Records excerpted from a collection:
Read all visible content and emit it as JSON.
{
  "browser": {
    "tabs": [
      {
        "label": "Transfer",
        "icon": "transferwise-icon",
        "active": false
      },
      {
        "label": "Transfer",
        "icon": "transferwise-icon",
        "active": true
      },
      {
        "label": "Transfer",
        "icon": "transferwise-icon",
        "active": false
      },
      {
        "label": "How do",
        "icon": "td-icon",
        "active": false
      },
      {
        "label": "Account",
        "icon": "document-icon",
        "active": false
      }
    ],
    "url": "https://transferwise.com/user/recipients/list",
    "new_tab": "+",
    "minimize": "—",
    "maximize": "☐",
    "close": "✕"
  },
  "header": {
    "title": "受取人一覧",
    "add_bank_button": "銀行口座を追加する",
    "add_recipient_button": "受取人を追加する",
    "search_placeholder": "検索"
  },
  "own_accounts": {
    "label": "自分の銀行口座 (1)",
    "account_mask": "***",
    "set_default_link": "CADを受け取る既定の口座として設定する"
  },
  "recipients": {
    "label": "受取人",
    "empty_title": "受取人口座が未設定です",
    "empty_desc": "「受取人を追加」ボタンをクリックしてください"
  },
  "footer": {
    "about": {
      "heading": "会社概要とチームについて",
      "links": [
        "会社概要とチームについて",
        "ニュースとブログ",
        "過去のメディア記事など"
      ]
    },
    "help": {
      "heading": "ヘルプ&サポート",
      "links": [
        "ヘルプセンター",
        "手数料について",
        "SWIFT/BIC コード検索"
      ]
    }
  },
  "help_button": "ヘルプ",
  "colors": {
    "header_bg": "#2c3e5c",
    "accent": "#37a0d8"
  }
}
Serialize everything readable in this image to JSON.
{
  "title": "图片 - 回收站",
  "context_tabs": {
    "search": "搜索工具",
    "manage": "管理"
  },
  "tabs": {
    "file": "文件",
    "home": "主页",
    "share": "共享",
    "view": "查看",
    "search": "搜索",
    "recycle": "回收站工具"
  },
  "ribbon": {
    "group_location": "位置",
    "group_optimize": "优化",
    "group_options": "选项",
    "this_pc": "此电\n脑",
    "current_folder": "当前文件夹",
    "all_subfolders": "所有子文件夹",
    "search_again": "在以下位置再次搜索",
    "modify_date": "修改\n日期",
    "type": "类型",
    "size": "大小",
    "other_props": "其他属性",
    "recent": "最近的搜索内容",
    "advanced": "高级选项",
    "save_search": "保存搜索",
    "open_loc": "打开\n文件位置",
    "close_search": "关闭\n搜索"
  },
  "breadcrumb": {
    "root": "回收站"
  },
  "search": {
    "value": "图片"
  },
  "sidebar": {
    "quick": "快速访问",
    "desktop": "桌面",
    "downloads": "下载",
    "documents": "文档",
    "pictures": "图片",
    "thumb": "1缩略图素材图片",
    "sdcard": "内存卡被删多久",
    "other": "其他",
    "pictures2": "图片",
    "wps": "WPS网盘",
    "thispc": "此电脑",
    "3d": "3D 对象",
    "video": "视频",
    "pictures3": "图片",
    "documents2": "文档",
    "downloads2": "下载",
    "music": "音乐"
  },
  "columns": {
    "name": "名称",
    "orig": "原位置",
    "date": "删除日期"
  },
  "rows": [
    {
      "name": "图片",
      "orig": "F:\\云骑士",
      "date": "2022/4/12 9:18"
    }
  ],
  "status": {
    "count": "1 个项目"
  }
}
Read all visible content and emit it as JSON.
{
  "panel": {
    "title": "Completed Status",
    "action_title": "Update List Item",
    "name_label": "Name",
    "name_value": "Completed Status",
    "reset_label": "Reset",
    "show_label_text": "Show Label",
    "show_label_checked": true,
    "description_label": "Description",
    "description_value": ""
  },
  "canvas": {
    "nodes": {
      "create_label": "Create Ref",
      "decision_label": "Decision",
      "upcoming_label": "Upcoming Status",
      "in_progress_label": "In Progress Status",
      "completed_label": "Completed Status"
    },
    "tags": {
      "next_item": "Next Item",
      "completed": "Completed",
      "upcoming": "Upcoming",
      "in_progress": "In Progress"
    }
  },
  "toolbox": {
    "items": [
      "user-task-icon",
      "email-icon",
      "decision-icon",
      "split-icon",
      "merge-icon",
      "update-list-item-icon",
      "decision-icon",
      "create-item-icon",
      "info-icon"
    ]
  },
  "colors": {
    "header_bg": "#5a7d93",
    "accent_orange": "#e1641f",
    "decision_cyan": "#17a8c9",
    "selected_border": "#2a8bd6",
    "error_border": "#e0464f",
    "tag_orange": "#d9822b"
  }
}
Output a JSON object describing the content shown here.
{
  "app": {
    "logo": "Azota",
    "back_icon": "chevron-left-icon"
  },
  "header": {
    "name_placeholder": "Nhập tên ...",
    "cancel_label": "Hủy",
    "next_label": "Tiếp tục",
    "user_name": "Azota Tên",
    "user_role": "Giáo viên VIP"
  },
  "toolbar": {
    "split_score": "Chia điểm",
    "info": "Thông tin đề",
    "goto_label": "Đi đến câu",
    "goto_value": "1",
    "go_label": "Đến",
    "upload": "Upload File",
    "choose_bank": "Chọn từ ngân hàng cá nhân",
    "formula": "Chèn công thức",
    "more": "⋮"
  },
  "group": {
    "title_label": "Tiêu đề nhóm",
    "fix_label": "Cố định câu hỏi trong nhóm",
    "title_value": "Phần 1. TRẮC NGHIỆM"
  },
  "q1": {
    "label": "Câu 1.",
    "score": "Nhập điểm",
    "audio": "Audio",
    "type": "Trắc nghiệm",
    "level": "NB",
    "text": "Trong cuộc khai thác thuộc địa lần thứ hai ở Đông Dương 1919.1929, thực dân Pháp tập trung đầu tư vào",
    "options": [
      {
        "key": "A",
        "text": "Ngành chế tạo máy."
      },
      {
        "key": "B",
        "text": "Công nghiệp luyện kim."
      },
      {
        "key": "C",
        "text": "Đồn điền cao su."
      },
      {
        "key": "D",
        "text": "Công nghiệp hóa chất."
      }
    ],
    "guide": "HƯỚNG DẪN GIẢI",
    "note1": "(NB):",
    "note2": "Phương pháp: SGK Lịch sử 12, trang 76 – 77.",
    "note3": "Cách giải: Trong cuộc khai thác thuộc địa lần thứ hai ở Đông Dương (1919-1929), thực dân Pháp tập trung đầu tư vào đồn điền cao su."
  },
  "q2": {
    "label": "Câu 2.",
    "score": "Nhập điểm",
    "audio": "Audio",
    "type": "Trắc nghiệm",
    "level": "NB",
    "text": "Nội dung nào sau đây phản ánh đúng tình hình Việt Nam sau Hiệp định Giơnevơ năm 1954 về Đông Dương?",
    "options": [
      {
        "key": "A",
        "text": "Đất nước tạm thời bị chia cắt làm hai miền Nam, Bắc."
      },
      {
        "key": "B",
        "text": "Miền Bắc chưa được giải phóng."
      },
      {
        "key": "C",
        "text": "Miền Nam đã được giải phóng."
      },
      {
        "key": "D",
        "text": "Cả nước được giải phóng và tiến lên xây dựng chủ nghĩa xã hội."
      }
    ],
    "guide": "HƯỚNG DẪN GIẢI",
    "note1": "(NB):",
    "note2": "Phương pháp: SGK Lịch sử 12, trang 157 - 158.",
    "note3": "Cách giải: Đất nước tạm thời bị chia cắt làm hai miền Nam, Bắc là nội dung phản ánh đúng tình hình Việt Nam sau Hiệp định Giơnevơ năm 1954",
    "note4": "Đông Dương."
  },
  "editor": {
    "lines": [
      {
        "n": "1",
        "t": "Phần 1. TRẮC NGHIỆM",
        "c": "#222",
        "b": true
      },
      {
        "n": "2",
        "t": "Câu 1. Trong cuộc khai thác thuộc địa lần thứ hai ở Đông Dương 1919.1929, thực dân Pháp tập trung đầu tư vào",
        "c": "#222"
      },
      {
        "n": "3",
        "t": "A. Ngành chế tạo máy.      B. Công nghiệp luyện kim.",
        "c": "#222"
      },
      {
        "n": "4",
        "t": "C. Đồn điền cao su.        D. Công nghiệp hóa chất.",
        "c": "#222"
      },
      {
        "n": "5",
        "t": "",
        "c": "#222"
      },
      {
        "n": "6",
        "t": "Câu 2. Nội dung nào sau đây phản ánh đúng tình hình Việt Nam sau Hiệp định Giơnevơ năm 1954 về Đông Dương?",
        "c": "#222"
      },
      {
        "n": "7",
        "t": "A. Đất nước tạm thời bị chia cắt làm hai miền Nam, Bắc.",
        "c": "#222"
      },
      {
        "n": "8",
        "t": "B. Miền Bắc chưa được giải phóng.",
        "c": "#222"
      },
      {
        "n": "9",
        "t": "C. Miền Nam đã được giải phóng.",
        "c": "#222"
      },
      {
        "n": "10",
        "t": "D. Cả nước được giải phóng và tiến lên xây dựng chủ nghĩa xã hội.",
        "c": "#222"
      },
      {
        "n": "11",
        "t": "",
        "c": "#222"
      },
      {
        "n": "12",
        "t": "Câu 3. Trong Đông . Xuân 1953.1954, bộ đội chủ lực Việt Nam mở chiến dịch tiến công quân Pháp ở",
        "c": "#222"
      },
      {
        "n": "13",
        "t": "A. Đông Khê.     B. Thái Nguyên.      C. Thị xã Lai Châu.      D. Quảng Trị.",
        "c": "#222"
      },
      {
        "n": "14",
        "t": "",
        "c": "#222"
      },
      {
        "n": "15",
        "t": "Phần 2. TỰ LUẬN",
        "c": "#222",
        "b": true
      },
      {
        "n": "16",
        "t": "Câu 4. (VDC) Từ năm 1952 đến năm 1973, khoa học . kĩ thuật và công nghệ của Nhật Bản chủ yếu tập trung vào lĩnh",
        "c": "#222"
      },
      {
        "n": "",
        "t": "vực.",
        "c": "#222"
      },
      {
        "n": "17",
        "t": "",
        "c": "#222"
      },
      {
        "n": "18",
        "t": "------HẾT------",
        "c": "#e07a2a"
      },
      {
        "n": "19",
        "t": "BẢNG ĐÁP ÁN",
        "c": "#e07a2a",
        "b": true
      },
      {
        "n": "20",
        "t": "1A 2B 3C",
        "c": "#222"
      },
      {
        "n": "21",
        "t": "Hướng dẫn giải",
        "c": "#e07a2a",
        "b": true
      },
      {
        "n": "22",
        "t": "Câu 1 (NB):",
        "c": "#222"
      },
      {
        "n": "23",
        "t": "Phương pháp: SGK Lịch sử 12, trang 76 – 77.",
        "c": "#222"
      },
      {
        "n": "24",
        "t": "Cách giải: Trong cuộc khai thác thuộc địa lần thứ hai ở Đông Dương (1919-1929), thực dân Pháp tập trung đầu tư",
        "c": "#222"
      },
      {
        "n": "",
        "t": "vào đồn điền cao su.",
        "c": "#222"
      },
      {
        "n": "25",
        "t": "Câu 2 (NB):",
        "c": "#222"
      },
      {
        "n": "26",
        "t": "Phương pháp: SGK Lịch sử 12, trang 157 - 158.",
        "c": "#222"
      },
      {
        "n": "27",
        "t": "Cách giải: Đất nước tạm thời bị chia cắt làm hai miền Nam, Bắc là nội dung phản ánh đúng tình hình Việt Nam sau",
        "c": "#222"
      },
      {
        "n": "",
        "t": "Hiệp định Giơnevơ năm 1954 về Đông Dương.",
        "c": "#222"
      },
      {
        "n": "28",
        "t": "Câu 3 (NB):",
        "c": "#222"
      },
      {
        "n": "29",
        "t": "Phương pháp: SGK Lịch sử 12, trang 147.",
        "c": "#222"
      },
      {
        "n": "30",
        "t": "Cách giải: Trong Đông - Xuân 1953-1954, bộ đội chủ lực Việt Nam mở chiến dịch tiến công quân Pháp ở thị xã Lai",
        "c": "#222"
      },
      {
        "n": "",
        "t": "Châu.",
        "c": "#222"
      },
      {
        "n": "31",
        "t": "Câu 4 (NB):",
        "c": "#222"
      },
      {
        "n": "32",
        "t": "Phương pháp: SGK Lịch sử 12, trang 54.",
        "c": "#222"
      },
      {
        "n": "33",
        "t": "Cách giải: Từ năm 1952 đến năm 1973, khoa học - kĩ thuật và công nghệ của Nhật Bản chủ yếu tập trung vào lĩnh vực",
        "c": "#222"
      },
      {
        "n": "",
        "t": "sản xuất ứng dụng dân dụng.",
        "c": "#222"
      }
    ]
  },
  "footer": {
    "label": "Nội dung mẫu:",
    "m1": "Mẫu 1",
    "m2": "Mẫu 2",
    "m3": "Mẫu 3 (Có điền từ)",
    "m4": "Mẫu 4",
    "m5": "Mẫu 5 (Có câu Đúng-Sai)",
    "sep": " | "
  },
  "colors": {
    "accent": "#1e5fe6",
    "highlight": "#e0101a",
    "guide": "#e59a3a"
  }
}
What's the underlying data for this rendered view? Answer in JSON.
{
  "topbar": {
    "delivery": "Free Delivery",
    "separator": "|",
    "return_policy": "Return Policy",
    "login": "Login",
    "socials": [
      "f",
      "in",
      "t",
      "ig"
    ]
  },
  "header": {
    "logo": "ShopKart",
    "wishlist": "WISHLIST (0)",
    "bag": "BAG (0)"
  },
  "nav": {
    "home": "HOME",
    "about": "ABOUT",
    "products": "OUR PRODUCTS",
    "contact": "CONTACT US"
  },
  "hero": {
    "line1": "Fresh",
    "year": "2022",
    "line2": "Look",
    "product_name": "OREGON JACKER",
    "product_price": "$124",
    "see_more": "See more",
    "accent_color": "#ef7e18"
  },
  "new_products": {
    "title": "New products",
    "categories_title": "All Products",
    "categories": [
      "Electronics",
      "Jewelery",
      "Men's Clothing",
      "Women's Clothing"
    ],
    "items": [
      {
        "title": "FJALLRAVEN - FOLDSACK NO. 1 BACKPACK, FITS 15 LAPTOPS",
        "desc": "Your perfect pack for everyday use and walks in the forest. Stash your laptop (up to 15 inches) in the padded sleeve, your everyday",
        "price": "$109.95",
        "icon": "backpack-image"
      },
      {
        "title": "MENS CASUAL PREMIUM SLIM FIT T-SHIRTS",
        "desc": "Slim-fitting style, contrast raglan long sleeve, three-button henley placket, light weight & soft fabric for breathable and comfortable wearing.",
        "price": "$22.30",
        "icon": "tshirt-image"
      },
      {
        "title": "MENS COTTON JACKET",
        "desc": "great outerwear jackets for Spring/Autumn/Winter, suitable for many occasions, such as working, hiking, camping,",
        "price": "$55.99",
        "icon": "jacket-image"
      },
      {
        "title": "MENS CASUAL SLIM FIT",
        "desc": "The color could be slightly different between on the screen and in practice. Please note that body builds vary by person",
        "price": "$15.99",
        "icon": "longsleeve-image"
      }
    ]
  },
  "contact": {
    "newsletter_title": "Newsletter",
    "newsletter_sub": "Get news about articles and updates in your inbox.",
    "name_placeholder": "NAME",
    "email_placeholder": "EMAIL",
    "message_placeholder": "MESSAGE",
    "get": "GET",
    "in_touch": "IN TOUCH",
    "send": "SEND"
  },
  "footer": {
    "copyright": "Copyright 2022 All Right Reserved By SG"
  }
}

- **Your task**:
Of the lines above, copy each that contains "tiến".

- **Output of the task**:
        "text": "Cả nước được giải phóng và tiến lên xây dựng chủ nghĩa xã hội."
        "t": "D. Cả nước được giải phóng và tiến lên xây dựng chủ nghĩa xã hội.",
        "t": "Câu 3. Trong Đông . Xuân 1953.1954, bộ đội chủ lực Việt Nam mở chiến dịch tiến công quân Pháp ở",
        "t": "Cách giải: Trong Đông - Xuân 1953-1954, bộ đội chủ lực Việt Nam mở chiến dịch tiến công quân Pháp ở thị xã Lai",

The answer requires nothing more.